**Work to be completed**
Will you quote all of the entries, word for word?

** begin **

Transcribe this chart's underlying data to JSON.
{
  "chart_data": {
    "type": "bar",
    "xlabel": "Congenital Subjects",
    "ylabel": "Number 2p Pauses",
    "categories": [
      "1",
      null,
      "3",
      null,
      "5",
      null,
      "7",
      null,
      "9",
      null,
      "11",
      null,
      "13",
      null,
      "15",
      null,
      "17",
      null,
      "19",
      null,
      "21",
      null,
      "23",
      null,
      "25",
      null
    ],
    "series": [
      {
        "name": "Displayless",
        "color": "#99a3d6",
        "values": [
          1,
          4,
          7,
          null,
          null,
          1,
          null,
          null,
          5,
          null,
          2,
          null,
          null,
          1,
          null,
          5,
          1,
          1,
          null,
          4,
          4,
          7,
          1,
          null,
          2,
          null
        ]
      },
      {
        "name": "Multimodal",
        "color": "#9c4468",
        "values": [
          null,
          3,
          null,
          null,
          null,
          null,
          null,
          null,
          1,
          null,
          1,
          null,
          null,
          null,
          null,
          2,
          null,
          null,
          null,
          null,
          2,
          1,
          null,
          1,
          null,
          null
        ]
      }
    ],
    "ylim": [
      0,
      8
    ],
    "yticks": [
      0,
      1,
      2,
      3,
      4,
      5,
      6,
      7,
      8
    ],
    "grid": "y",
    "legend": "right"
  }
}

** end **

**Result of this task**
Transcribe this chart's underlying data to JSON.
{
  "chart_data": {
    "type": "bar",
    "xlabel": "Congenital Subjects",
    "ylabel": "Number 2p Pauses",
    "categories": [
      "1",
      null,
      "3",
      null,
      "5",
      null,
      "7",
      null,
      "9",
      null,
      "11",
      null,
      "13",
      null,
      "15",
      null,
      "17",
      null,
      "19",
      null,
      "21",
      null,
      "23",
      null,
      "25",
      null
    ],
    "series": [
      {
        "name": "Displayless",
        "color": "#99a3d6",
        "values": [
          1,
          4,
          7,
          null,
          null,
          1,
          null,
          null,
          5,
          null,
          2,
          null,
          null,
          1,
          null,
          5,
          1,
          1,
          null,
          4,
          4,
          7,
          1,
          null,
          2,
          null
        ]
      },
      {
        "name": "Multimodal",
        "color": "#9c4468",
        "values": [
          null,
          3,
          null,
          null,
          null,
          null,
          null,
          null,
          1,
          null,
          1,
          null,
          null,
          null,
          null,
          2,
          null,
          null,
          null,
          null,
          2,
          1,
          null,
          1,
          null,
          null
        ]
      }
    ],
    "ylim": [
      0,
      8
    ],
    "yticks": [
      0,
      1,
      2,
      3,
      4,
      5,
      6,
      7,
      8
    ],
    "grid": "y",
    "legend": "right"
  }
}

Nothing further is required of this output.